- Records supplied -
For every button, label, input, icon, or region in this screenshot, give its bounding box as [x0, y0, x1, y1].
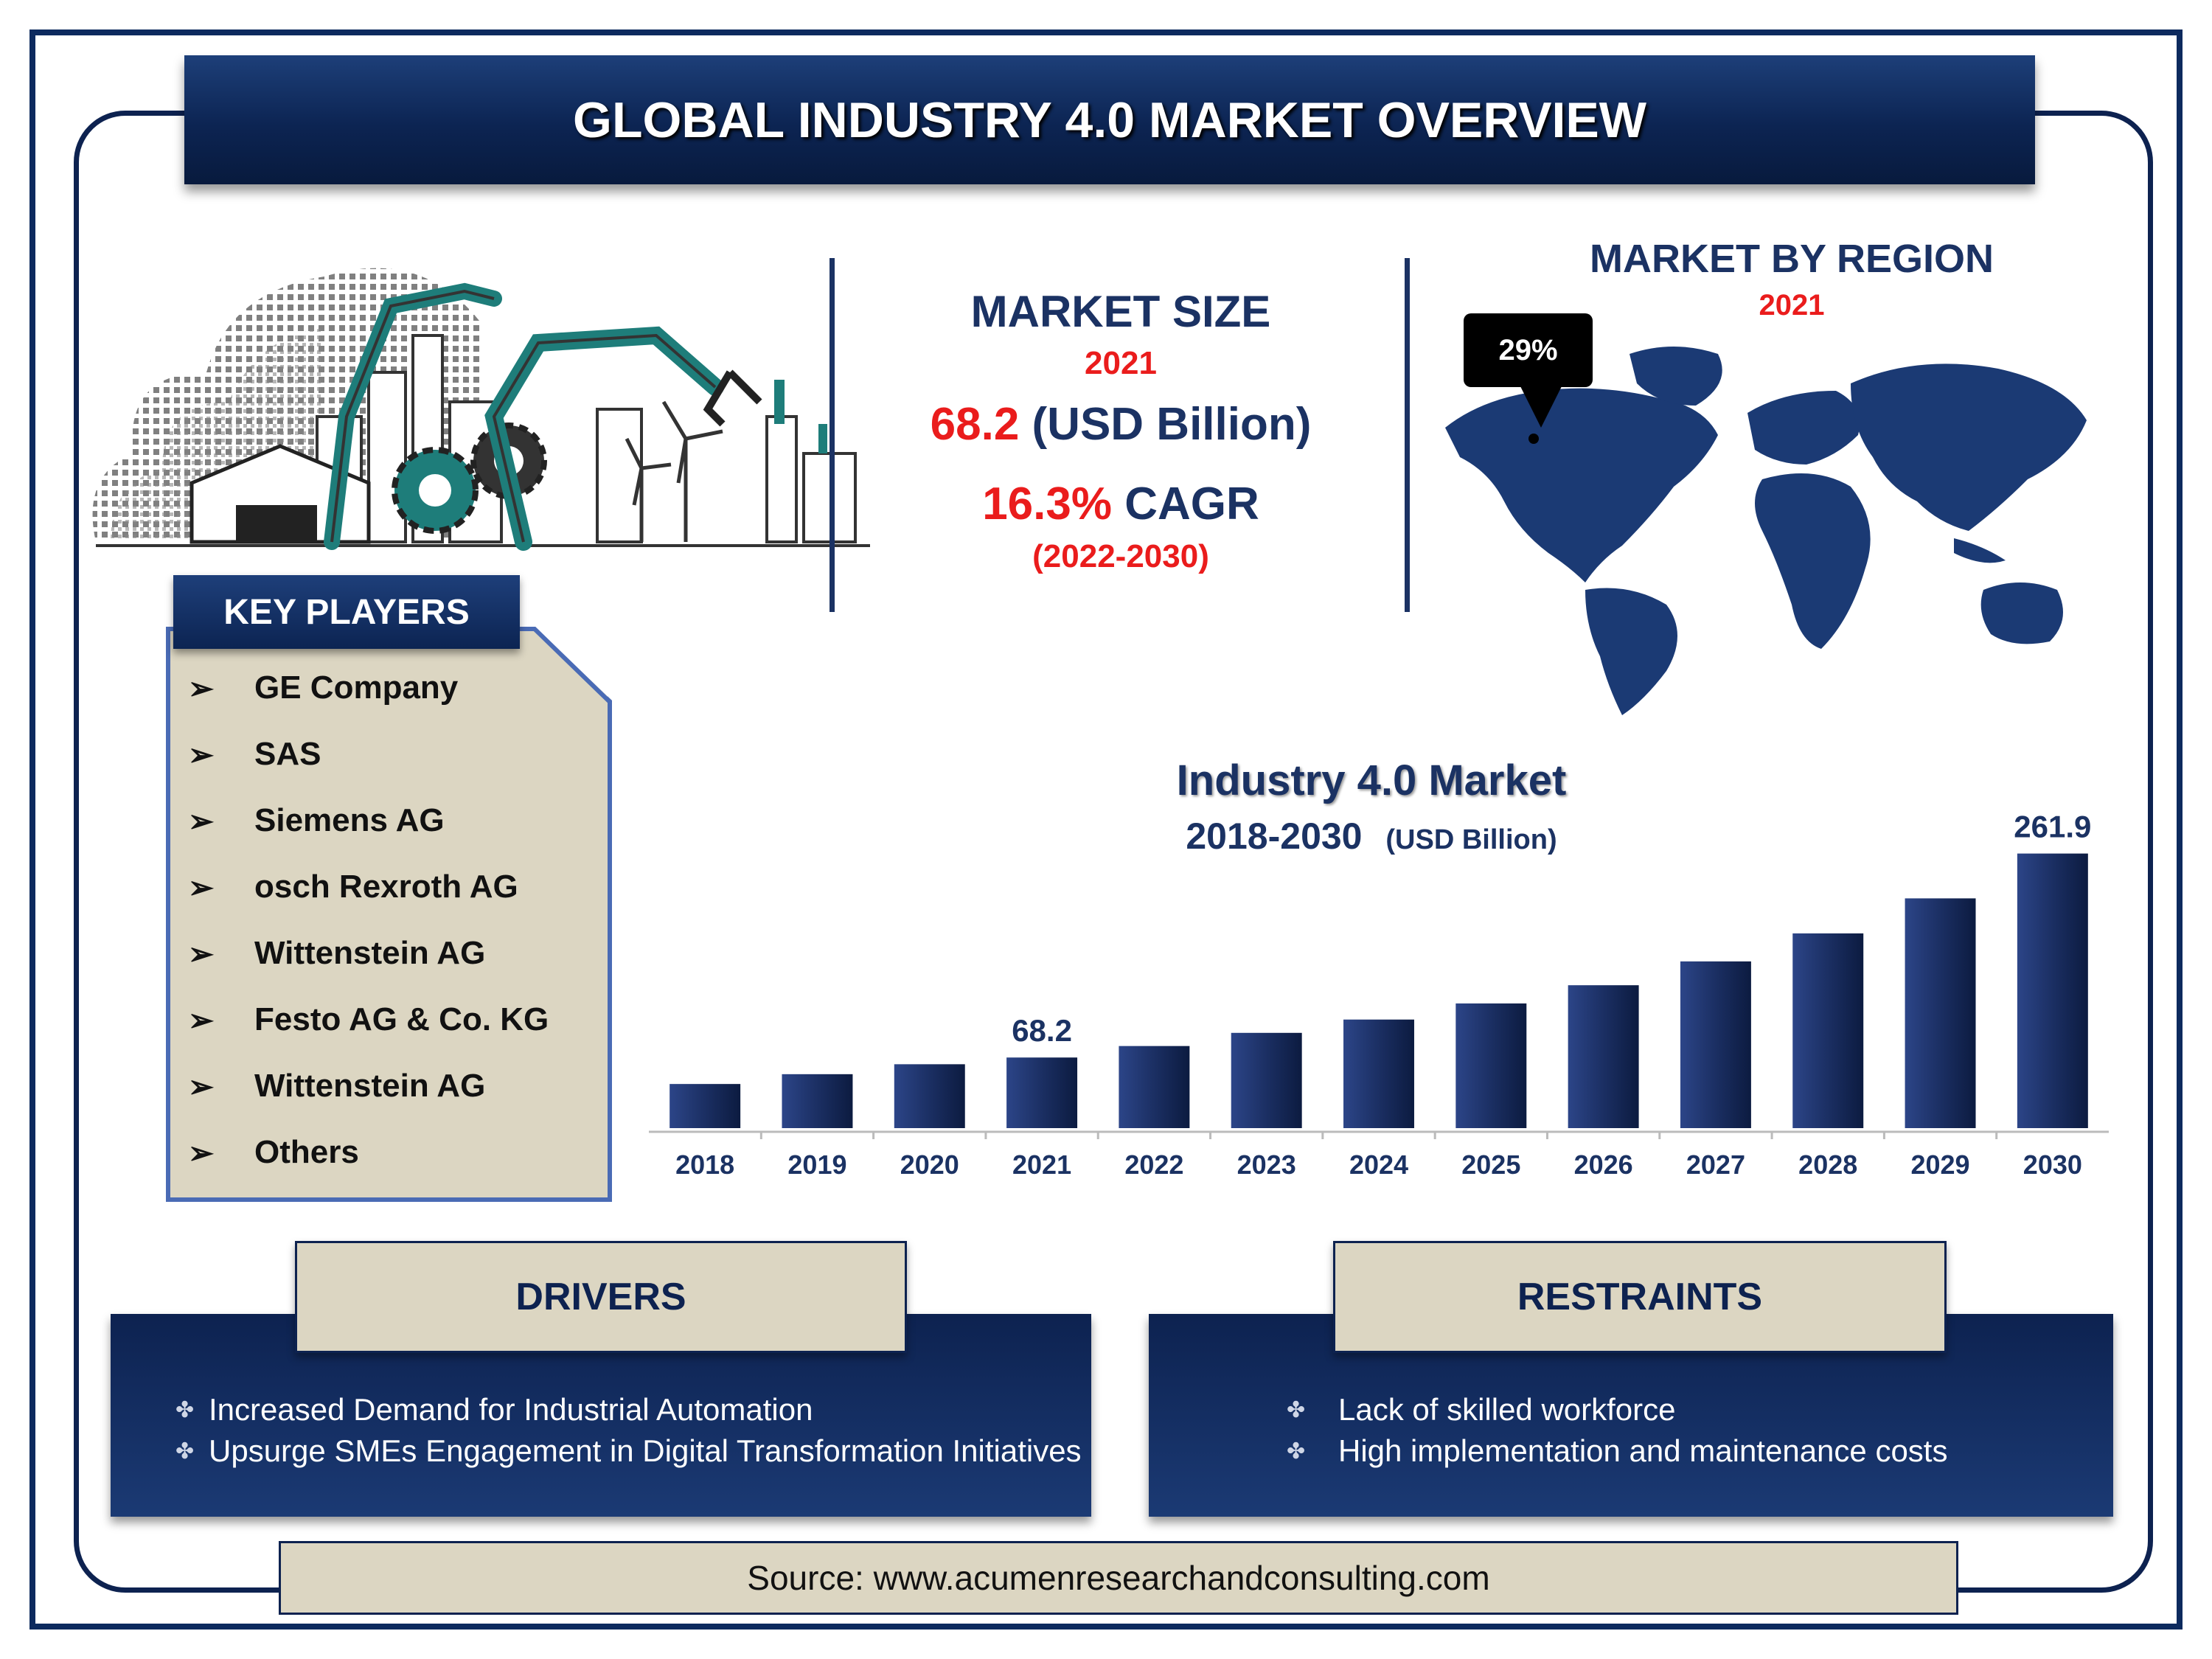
region-callout-value: 29% — [1498, 333, 1558, 366]
cagr-line: 16.3% CAGR — [848, 478, 1394, 530]
source-text: Source: www.acumenresearchandconsulting.… — [747, 1559, 1490, 1597]
bar-2019 — [782, 1074, 853, 1128]
x-tick-label: 2025 — [1461, 1150, 1520, 1180]
bullet-icon: ✤ — [175, 1439, 195, 1464]
bar-2026 — [1568, 985, 1639, 1128]
x-tick-label: 2028 — [1798, 1150, 1857, 1180]
arrow-icon: ➢ — [188, 803, 215, 838]
cagr-period: (2022-2030) — [1032, 538, 1209, 574]
data-label-2030: 261.9 — [2014, 810, 2091, 844]
market-size-value: 68.2 — [930, 399, 1020, 450]
bullet-icon: ✤ — [175, 1397, 195, 1422]
bar-2020 — [894, 1064, 965, 1128]
bar-2018 — [669, 1084, 741, 1128]
x-tick-label: 2029 — [1910, 1150, 1969, 1180]
arrow-icon: ➢ — [188, 936, 215, 971]
driver-item: ✤ Increased Demand for Industrial Automat… — [175, 1392, 813, 1427]
region-heading: MARKET BY REGION — [1589, 237, 1994, 281]
market-size-year: 2021 — [1085, 345, 1157, 381]
bar-2021 — [1006, 1057, 1078, 1128]
divider-right — [1405, 258, 1410, 612]
drivers-heading: DRIVERS — [515, 1276, 686, 1318]
divider-left — [830, 258, 835, 612]
market-size-value-line: 68.2 (USD Billion) — [848, 398, 1394, 451]
bar-2030 — [2017, 853, 2088, 1128]
callout-pointer — [1519, 383, 1563, 428]
restraints-tab: RESTRAINTS — [1333, 1241, 1947, 1353]
bar-2025 — [1455, 1003, 1527, 1128]
x-tick-label: 2022 — [1124, 1150, 1183, 1180]
region-callout: 29% — [1464, 313, 1593, 387]
bar-chart: 68.2 261.9 2018 2019 2020 2021 2022 2023 2024 20… — [649, 810, 2109, 1180]
bar-2028 — [1792, 933, 1864, 1128]
bar-2023 — [1231, 1032, 1302, 1128]
south-america-shape — [1585, 588, 1677, 715]
x-tick-label: 2024 — [1349, 1150, 1408, 1180]
key-players-heading: KEY PLAYERS — [223, 592, 470, 632]
market-size-heading: MARKET SIZE — [970, 287, 1271, 336]
restraint-item: ✤ Lack of skilled workforce — [1287, 1392, 1676, 1427]
x-tick-label: 2019 — [787, 1150, 846, 1180]
bullet-icon: ✤ — [1287, 1439, 1306, 1464]
cagr-value: 16.3% — [982, 479, 1112, 529]
arrow-icon: ➢ — [188, 670, 215, 706]
arrow-icon: ➢ — [188, 737, 215, 772]
key-player-item: ➢ osch Rexroth AG — [188, 869, 518, 905]
arrow-icon: ➢ — [188, 1068, 215, 1104]
page-title: GLOBAL INDUSTRY 4.0 MARKET OVERVIEW — [573, 91, 1646, 148]
data-label-2021: 68.2 — [1012, 1013, 1072, 1048]
africa-shape — [1755, 473, 1871, 649]
restraints-heading: RESTRAINTS — [1517, 1276, 1763, 1318]
source-bar: Source: www.acumenresearchandconsulting.… — [279, 1541, 1958, 1615]
arrow-icon: ➢ — [188, 1135, 215, 1170]
driver-item: ✤ Upsurge SMEs Engagement in Digital Tran… — [175, 1433, 1082, 1468]
australia-shape — [1980, 582, 2063, 644]
key-player-item: ➢ Siemens AG — [188, 802, 445, 838]
key-player-item: ➢ GE Company — [188, 669, 459, 706]
europe-shape — [1747, 391, 1860, 465]
x-tick-label: 2020 — [900, 1150, 959, 1180]
bar-2024 — [1343, 1019, 1414, 1128]
x-tick-label: 2026 — [1574, 1150, 1633, 1180]
title-banner: GLOBAL INDUSTRY 4.0 MARKET OVERVIEW — [184, 55, 2035, 184]
key-player-item: ➢ Others — [188, 1134, 359, 1170]
industry-illustration — [92, 268, 870, 551]
bullet-icon: ✤ — [1287, 1397, 1306, 1422]
bar-2027 — [1680, 961, 1751, 1128]
x-tick-label: 2030 — [2023, 1150, 2082, 1180]
arrow-icon: ➢ — [188, 869, 215, 905]
key-players-tab: KEY PLAYERS — [173, 575, 520, 649]
x-tick-label: 2027 — [1686, 1150, 1745, 1180]
x-tick-label: 2021 — [1012, 1150, 1071, 1180]
x-tick-label: 2018 — [675, 1150, 734, 1180]
key-player-item: ➢ Wittenstein AG — [188, 935, 486, 971]
x-tick-label: 2023 — [1237, 1150, 1296, 1180]
bar-2029 — [1905, 898, 1976, 1128]
bar-2022 — [1119, 1046, 1190, 1128]
cagr-label: CAGR — [1124, 479, 1259, 529]
key-players-border — [166, 627, 612, 1202]
key-player-item: ➢ Wittenstein AG — [188, 1068, 486, 1104]
arrow-icon: ➢ — [188, 1002, 215, 1037]
drivers-tab: DRIVERS — [295, 1241, 907, 1353]
restraint-item: ✤ High implementation and maintenance cos… — [1287, 1433, 1948, 1468]
key-player-item: ➢ Festo AG & Co. KG — [188, 1001, 549, 1037]
asia-shape — [1851, 364, 2087, 531]
market-size-unit: (USD Billion) — [1032, 399, 1312, 450]
key-player-item: ➢ SAS — [188, 736, 321, 772]
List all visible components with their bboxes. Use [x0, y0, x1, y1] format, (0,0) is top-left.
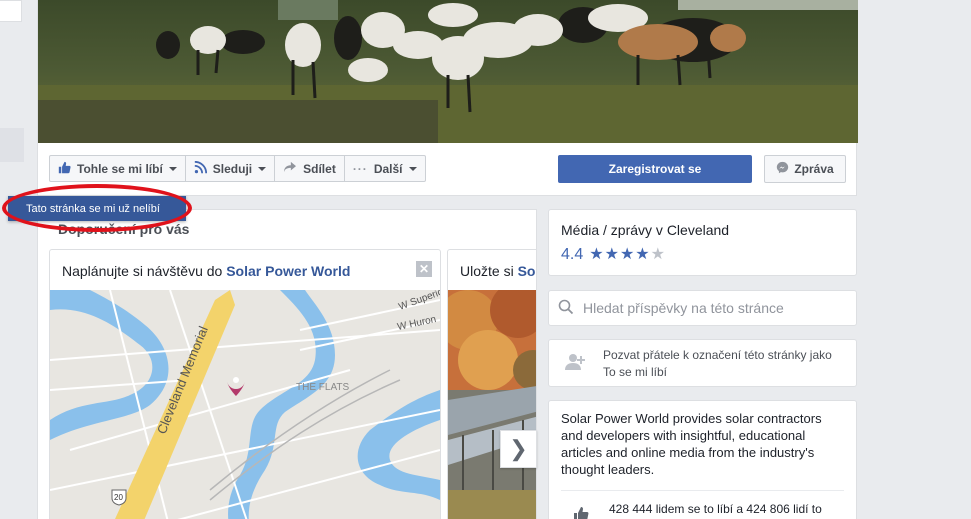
- star-half-icon: ★: [650, 246, 665, 263]
- invite-friends-card[interactable]: Pozvat přátele k označení této stránky j…: [548, 339, 857, 387]
- rating-value: 4.4: [561, 246, 584, 263]
- cover-photo[interactable]: [38, 0, 858, 143]
- save-page-heading: Uložte si Solar Power World: [448, 250, 536, 290]
- carousel-next-button[interactable]: ❯: [500, 430, 537, 468]
- star-icon: ★: [604, 246, 619, 263]
- visit-plan-heading: Naplánujte si návštěvu do Solar Power Wo…: [50, 250, 440, 290]
- thumbs-up-icon: [573, 506, 589, 519]
- recommendations-title: Doporučení pro vás: [58, 221, 190, 237]
- messenger-icon: [776, 161, 789, 177]
- chevron-right-icon: ❯: [509, 436, 528, 461]
- solar-photo[interactable]: [448, 282, 536, 519]
- left-panel-box: [0, 0, 22, 22]
- more-dots-icon: ···: [352, 161, 368, 176]
- page-action-bar: Tohle se mi líbí Sleduji Sdílet ··· Dalš…: [49, 155, 426, 182]
- page-description: Solar Power World provides solar contrac…: [561, 411, 822, 477]
- search-icon: [558, 299, 574, 318]
- star-icon: ★: [635, 246, 650, 263]
- about-card: Solar Power World provides solar contrac…: [548, 400, 857, 519]
- follow-button[interactable]: Sleduji: [186, 156, 276, 181]
- add-friend-icon: [565, 353, 585, 376]
- visit-plan-card[interactable]: Naplánujte si návštěvu do Solar Power Wo…: [49, 249, 441, 519]
- rss-icon: [194, 160, 207, 177]
- register-button[interactable]: Zaregistrovat se: [558, 155, 752, 183]
- chevron-down-icon: [168, 166, 177, 171]
- page-link[interactable]: Solar Power World: [226, 263, 350, 279]
- star-icon: ★: [619, 246, 635, 263]
- message-label: Zpráva: [794, 162, 834, 176]
- more-label: Další: [373, 161, 403, 176]
- left-edge: [0, 0, 24, 519]
- visit-plan-prefix: Naplánujte si návštěvu do: [62, 263, 227, 279]
- more-button[interactable]: ··· Další: [345, 156, 425, 181]
- rating-row[interactable]: 4.4 ★ ★ ★ ★ ★: [561, 246, 844, 264]
- left-panel-tab[interactable]: [0, 128, 24, 162]
- svg-text:20: 20: [114, 493, 123, 502]
- save-prefix: Uložte si: [460, 263, 518, 279]
- star-icon: ★: [589, 246, 604, 263]
- likes-row[interactable]: 428 444 lidem se to líbí a 424 806 lidí …: [561, 490, 844, 519]
- search-input[interactable]: [583, 300, 843, 316]
- rating-stars: ★ ★ ★ ★ ★: [589, 247, 665, 263]
- close-icon[interactable]: ✕: [416, 261, 432, 277]
- share-label: Sdílet: [303, 161, 336, 176]
- page-header-card: Tohle se mi líbí Sleduji Sdílet ··· Dalš…: [37, 0, 858, 196]
- message-button[interactable]: Zpráva: [764, 155, 846, 183]
- recommendations-card: Doporučení pro vás Naplánujte si návštěv…: [37, 209, 537, 519]
- page-link[interactable]: Solar Power World: [518, 263, 536, 279]
- unlike-menu-item[interactable]: Tato stránka se mi už nelíbí: [8, 196, 186, 221]
- like-button[interactable]: Tohle se mi líbí: [50, 156, 186, 181]
- thumbs-up-icon: [58, 161, 71, 177]
- chevron-down-icon: [408, 166, 417, 171]
- route-shield-icon: 20: [111, 489, 127, 506]
- invite-text: Pozvat přátele k označení této stránky j…: [603, 348, 832, 379]
- like-label: Tohle se mi líbí: [77, 161, 163, 176]
- page-search-card: [548, 290, 857, 326]
- category-card: Média / zprávy v Cleveland 4.4 ★ ★ ★ ★ ★: [548, 209, 857, 276]
- save-page-card[interactable]: Uložte si Solar Power World: [447, 249, 536, 519]
- page-category[interactable]: Média / zprávy v Cleveland: [561, 222, 844, 238]
- location-map[interactable]: Cleveland Memorial W Superior W Huron TH…: [50, 285, 440, 519]
- share-button[interactable]: Sdílet: [275, 156, 345, 181]
- likes-count: 428 444 lidem se to líbí a 424 806 lidí …: [609, 502, 822, 519]
- share-arrow-icon: [283, 161, 297, 176]
- map-district-label: THE FLATS: [296, 382, 349, 393]
- chevron-down-icon: [258, 166, 267, 171]
- follow-label: Sleduji: [212, 161, 253, 176]
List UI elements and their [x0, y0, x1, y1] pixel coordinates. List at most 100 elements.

- Work instructions -
Swap "x-tick-label" for "axis-label" in the listing lines that begin at the one containing "region-callout-value: 29% —" and stop after the one containing "bar-2021 — [1006, 1057, 1078, 1128]". Return only those lines, with nothing else changed.

- Answer for the task -
region-callout-value: 29% — [1498, 333, 1558, 366]
cagr-line: 16.3% CAGR — [848, 478, 1394, 530]
source-text: Source: www.acumenresearchandconsulting.… — [747, 1559, 1490, 1597]
bar-2019 — [782, 1074, 853, 1128]
axis-label: 2025 — [1461, 1150, 1520, 1180]
bullet-icon: ✤ — [175, 1439, 195, 1464]
bar-2026 — [1568, 985, 1639, 1128]
axis-label: 2028 — [1798, 1150, 1857, 1180]
arrow-icon: ➢ — [188, 803, 215, 838]
cagr-period: (2022-2030) — [1032, 538, 1209, 574]
data-label-2030: 261.9 — [2014, 810, 2091, 844]
market-size-value: 68.2 — [930, 399, 1020, 450]
bullet-icon: ✤ — [175, 1397, 195, 1422]
bar-2020 — [894, 1064, 965, 1128]
bar-2018 — [669, 1084, 741, 1128]
axis-label: 2029 — [1910, 1150, 1969, 1180]
arrow-icon: ➢ — [188, 936, 215, 971]
driver-item: ✤ Increased Demand for Industrial Automat… — [175, 1392, 813, 1427]
region-heading: MARKET BY REGION — [1589, 237, 1994, 281]
market-size-year: 2021 — [1085, 345, 1157, 381]
bar-2021 — [1006, 1057, 1078, 1128]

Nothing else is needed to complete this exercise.